> [Written request]:
Reproduce the listing verbatim.

> [Data shown]:
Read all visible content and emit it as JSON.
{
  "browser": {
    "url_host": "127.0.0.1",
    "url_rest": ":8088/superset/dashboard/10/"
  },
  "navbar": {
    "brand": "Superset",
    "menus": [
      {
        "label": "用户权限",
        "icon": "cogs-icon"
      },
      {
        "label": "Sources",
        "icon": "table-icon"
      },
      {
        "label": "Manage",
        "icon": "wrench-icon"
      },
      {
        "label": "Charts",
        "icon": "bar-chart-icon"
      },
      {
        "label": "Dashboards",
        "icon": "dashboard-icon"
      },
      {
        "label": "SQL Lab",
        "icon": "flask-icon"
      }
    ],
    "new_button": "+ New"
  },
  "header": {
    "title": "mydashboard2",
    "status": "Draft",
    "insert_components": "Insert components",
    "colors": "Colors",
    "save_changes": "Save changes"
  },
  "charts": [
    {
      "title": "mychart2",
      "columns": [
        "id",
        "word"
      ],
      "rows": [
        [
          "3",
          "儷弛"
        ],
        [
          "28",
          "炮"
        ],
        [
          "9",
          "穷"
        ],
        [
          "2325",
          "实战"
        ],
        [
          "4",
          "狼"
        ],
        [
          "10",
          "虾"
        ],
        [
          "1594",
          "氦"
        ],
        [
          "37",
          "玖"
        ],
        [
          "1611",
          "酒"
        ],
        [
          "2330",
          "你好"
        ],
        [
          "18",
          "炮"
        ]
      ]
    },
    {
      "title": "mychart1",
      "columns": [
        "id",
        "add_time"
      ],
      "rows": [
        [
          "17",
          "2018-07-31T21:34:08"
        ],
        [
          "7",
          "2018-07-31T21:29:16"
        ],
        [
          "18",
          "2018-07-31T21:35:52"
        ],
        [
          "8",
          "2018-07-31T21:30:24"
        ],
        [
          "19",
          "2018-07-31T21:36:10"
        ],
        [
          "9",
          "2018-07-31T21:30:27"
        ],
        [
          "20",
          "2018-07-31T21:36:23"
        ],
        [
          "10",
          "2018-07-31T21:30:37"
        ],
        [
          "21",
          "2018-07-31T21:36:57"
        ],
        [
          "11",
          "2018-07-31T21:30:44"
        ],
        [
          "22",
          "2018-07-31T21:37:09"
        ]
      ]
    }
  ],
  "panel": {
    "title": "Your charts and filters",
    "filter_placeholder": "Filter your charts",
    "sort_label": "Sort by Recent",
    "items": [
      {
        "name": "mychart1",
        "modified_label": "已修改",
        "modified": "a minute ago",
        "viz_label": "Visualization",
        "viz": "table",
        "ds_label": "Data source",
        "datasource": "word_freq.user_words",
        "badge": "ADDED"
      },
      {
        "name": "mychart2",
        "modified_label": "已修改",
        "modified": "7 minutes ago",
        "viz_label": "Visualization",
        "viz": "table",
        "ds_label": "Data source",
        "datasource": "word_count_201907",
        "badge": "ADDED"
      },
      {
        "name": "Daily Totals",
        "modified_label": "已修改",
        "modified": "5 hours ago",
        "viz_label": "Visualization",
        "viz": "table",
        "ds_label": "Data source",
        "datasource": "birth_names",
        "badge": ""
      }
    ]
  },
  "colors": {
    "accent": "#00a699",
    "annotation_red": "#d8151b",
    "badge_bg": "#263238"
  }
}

> [Answer to the problem]:
Read all visible content and emit it as JSON.
{
  "browser": {
    "url_host": "127.0.0.1",
    "url_rest": ":8088/superset/dashboard/10/"
  },
  "navbar": {
    "brand": "Superset",
    "menus": [
      {
        "label": "用户权限",
        "icon": "cogs-icon"
      },
      {
        "label": "Sources",
        "icon": "table-icon"
      },
      {
        "label": "Manage",
        "icon": "wrench-icon"
      },
      {
        "label": "Charts",
        "icon": "bar-chart-icon"
      },
      {
        "label": "Dashboards",
        "icon": "dashboard-icon"
      },
      {
        "label": "SQL Lab",
        "icon": "flask-icon"
      }
    ],
    "new_button": "+ New"
  },
  "header": {
    "title": "mydashboard2",
    "status": "Draft",
    "insert_components": "Insert components",
    "colors": "Colors",
    "save_changes": "Save changes"
  },
  "charts": [
    {
      "title": "mychart2",
      "columns": [
        "id",
        "word"
      ],
      "rows": [
        [
          "3",
          "儷弛"
        ],
        [
          "28",
          "炮"
        ],
        [
          "9",
          "穷"
        ],
        [
          "2325",
          "实战"
        ],
        [
          "4",
          "狼"
        ],
        [
          "10",
          "虾"
        ],
        [
          "1594",
          "氦"
        ],
        [
          "37",
          "玖"
        ],
        [
          "1611",
          "酒"
        ],
        [
          "2330",
          "你好"
        ],
        [
          "18",
          "炮"
        ]
      ]
    },
    {
      "title": "mychart1",
      "columns": [
        "id",
        "add_time"
      ],
      "rows": [
        [
          "17",
          "2018-07-31T21:34:08"
        ],
        [
          "7",
          "2018-07-31T21:29:16"
        ],
        [
          "18",
          "2018-07-31T21:35:52"
        ],
        [
          "8",
          "2018-07-31T21:30:24"
        ],
        [
          "19",
          "2018-07-31T21:36:10"
        ],
        [
          "9",
          "2018-07-31T21:30:27"
        ],
        [
          "20",
          "2018-07-31T21:36:23"
        ],
        [
          "10",
          "2018-07-31T21:30:37"
        ],
        [
          "21",
          "2018-07-31T21:36:57"
        ],
        [
          "11",
          "2018-07-31T21:30:44"
        ],
        [
          "22",
          "2018-07-31T21:37:09"
        ]
      ]
    }
  ],
  "panel": {
    "title": "Your charts and filters",
    "filter_placeholder": "Filter your charts",
    "sort_label": "Sort by Recent",
    "items": [
      {
        "name": "mychart1",
        "modified_label": "已修改",
        "modified": "a minute ago",
        "viz_label": "Visualization",
        "viz": "table",
        "ds_label": "Data source",
        "datasource": "word_freq.user_words",
        "badge": "ADDED"
      },
      {
        "name": "mychart2",
        "modified_label": "已修改",
        "modified": "7 minutes ago",
        "viz_label": "Visualization",
        "viz": "table",
        "ds_label": "Data source",
        "datasource": "word_count_201907",
        "badge": "ADDED"
      },
      {
        "name": "Daily Totals",
        "modified_label": "已修改",
        "modified": "5 hours ago",
        "viz_label": "Visualization",
        "viz": "table",
        "ds_label": "Data source",
        "datasource": "birth_names",
        "badge": ""
      }
    ]
  },
  "colors": {
    "accent": "#00a699",
    "annotation_red": "#d8151b",
    "badge_bg": "#263238"
  }
}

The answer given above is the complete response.